Instructions to follow
Transcribe the material in full. Nothing should differ except that the pictures are left out.

(Stored entries)
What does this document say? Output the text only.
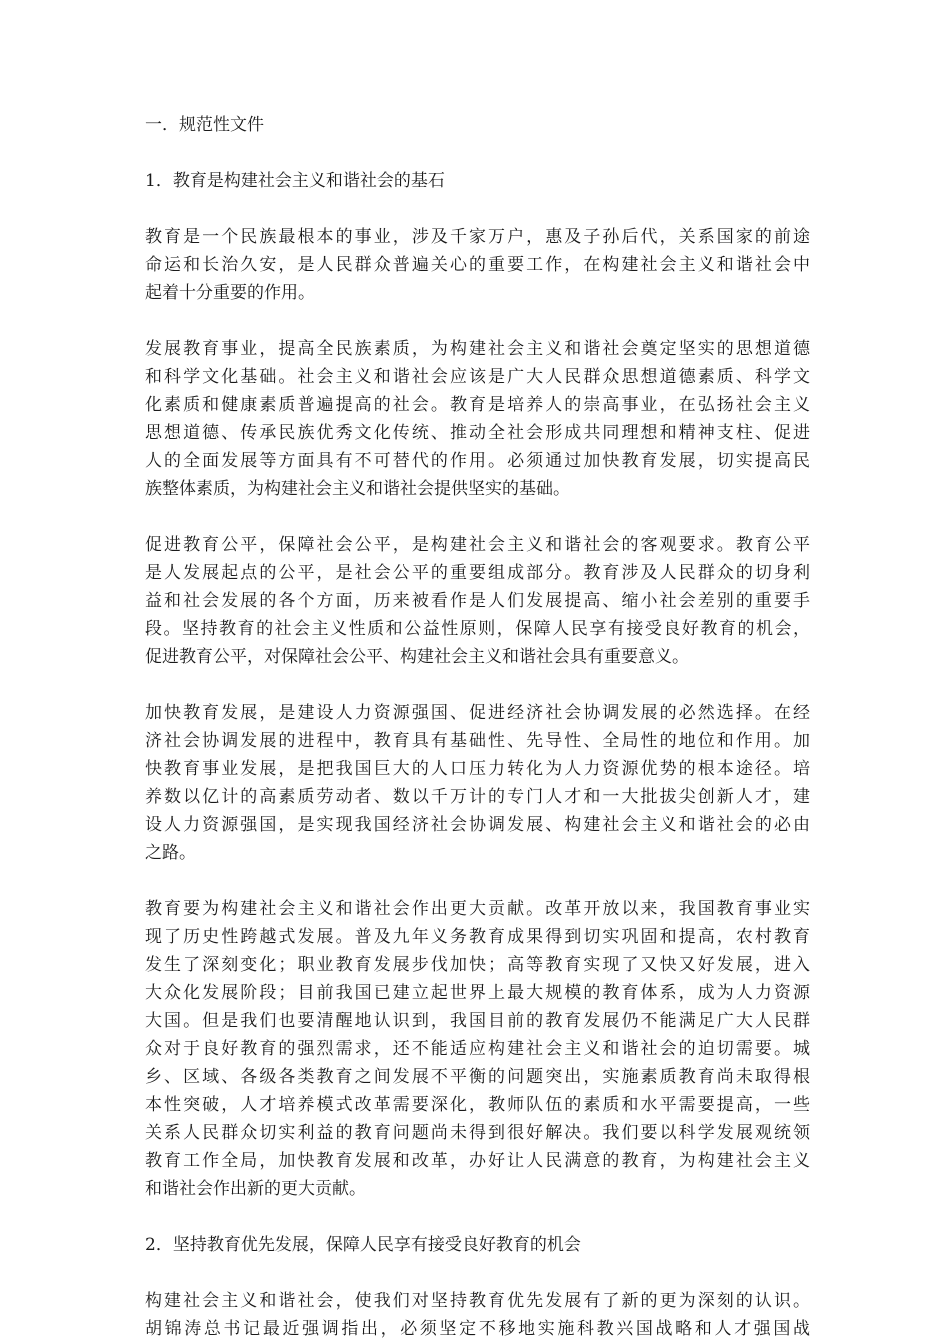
一．规范性文件

1．教育是构建社会主义和谐社会的基石

教育是一个民族最根本的事业，涉及千家万户，惠及子孙后代，关系国家的前途

命运和长治久安，是人民群众普遍关心的重要工作，在构建社会主义和谐社会中

起着十分重要的作用。

发展教育事业，提高全民族素质，为构建社会主义和谐社会奠定坚实的思想道德

和科学文化基础。社会主义和谐社会应该是广大人民群众思想道德素质、科学文

化素质和健康素质普遍提高的社会。教育是培养人的崇高事业，在弘扬社会主义

思想道德、传承民族优秀文化传统、推动全社会形成共同理想和精神支柱、促进

人的全面发展等方面具有不可替代的作用。必须通过加快教育发展，切实提高民

族整体素质，为构建社会主义和谐社会提供坚实的基础。

促进教育公平，保障社会公平，是构建社会主义和谐社会的客观要求。教育公平

是人发展起点的公平，是社会公平的重要组成部分。教育涉及人民群众的切身利

益和社会发展的各个方面，历来被看作是人们发展提高、缩小社会差别的重要手

段。坚持教育的社会主义性质和公益性原则，保障人民享有接受良好教育的机会，

促进教育公平，对保障社会公平、构建社会主义和谐社会具有重要意义。

加快教育发展，是建设人力资源强国、促进经济社会协调发展的必然选择。在经

济社会协调发展的进程中，教育具有基础性、先导性、全局性的地位和作用。加

快教育事业发展，是把我国巨大的人口压力转化为人力资源优势的根本途径。培

养数以亿计的高素质劳动者、数以千万计的专门人才和一大批拔尖创新人才，建

设人力资源强国，是实现我国经济社会协调发展、构建社会主义和谐社会的必由

之路。

教育要为构建社会主义和谐社会作出更大贡献。改革开放以来，我国教育事业实

现了历史性跨越式发展。普及九年义务教育成果得到切实巩固和提高，农村教育

发生了深刻变化；职业教育发展步伐加快；高等教育实现了又快又好发展，进入

大众化发展阶段；目前我国已建立起世界上最大规模的教育体系，成为人力资源

大国。但是我们也要清醒地认识到，我国目前的教育发展仍不能满足广大人民群

众对于良好教育的强烈需求，还不能适应构建社会主义和谐社会的迫切需要。城

乡、区域、各级各类教育之间发展不平衡的问题突出，实施素质教育尚未取得根

本性突破，人才培养模式改革需要深化，教师队伍的素质和水平需要提高，一些

关系人民群众切实利益的教育问题尚未得到很好解决。我们要以科学发展观统领

教育工作全局，加快教育发展和改革，办好让人民满意的教育，为构建社会主义

和谐社会作出新的更大贡献。

2．坚持教育优先发展，保障人民享有接受良好教育的机会

构建社会主义和谐社会，使我们对坚持教育优先发展有了新的更为深刻的认识。

胡锦涛总书记最近强调指出，必须坚定不移地实施科教兴国战略和人才强国战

Solution to this task
What does this document say? Output the text only.
一．规范性文件

1．教育是构建社会主义和谐社会的基石

教育是一个民族最根本的事业，涉及千家万户，惠及子孙后代，关系国家的前途

命运和长治久安，是人民群众普遍关心的重要工作，在构建社会主义和谐社会中

起着十分重要的作用。

发展教育事业，提高全民族素质，为构建社会主义和谐社会奠定坚实的思想道德

和科学文化基础。社会主义和谐社会应该是广大人民群众思想道德素质、科学文

化素质和健康素质普遍提高的社会。教育是培养人的崇高事业，在弘扬社会主义

思想道德、传承民族优秀文化传统、推动全社会形成共同理想和精神支柱、促进

人的全面发展等方面具有不可替代的作用。必须通过加快教育发展，切实提高民

族整体素质，为构建社会主义和谐社会提供坚实的基础。

促进教育公平，保障社会公平，是构建社会主义和谐社会的客观要求。教育公平

是人发展起点的公平，是社会公平的重要组成部分。教育涉及人民群众的切身利

益和社会发展的各个方面，历来被看作是人们发展提高、缩小社会差别的重要手

段。坚持教育的社会主义性质和公益性原则，保障人民享有接受良好教育的机会，

促进教育公平，对保障社会公平、构建社会主义和谐社会具有重要意义。

加快教育发展，是建设人力资源强国、促进经济社会协调发展的必然选择。在经

济社会协调发展的进程中，教育具有基础性、先导性、全局性的地位和作用。加

快教育事业发展，是把我国巨大的人口压力转化为人力资源优势的根本途径。培

养数以亿计的高素质劳动者、数以千万计的专门人才和一大批拔尖创新人才，建

设人力资源强国，是实现我国经济社会协调发展、构建社会主义和谐社会的必由

之路。

教育要为构建社会主义和谐社会作出更大贡献。改革开放以来，我国教育事业实

现了历史性跨越式发展。普及九年义务教育成果得到切实巩固和提高，农村教育

发生了深刻变化；职业教育发展步伐加快；高等教育实现了又快又好发展，进入

大众化发展阶段；目前我国已建立起世界上最大规模的教育体系，成为人力资源

大国。但是我们也要清醒地认识到，我国目前的教育发展仍不能满足广大人民群

众对于良好教育的强烈需求，还不能适应构建社会主义和谐社会的迫切需要。城

乡、区域、各级各类教育之间发展不平衡的问题突出，实施素质教育尚未取得根

本性突破，人才培养模式改革需要深化，教师队伍的素质和水平需要提高，一些

关系人民群众切实利益的教育问题尚未得到很好解决。我们要以科学发展观统领

教育工作全局，加快教育发展和改革，办好让人民满意的教育，为构建社会主义

和谐社会作出新的更大贡献。

2．坚持教育优先发展，保障人民享有接受良好教育的机会

构建社会主义和谐社会，使我们对坚持教育优先发展有了新的更为深刻的认识。

胡锦涛总书记最近强调指出，必须坚定不移地实施科教兴国战略和人才强国战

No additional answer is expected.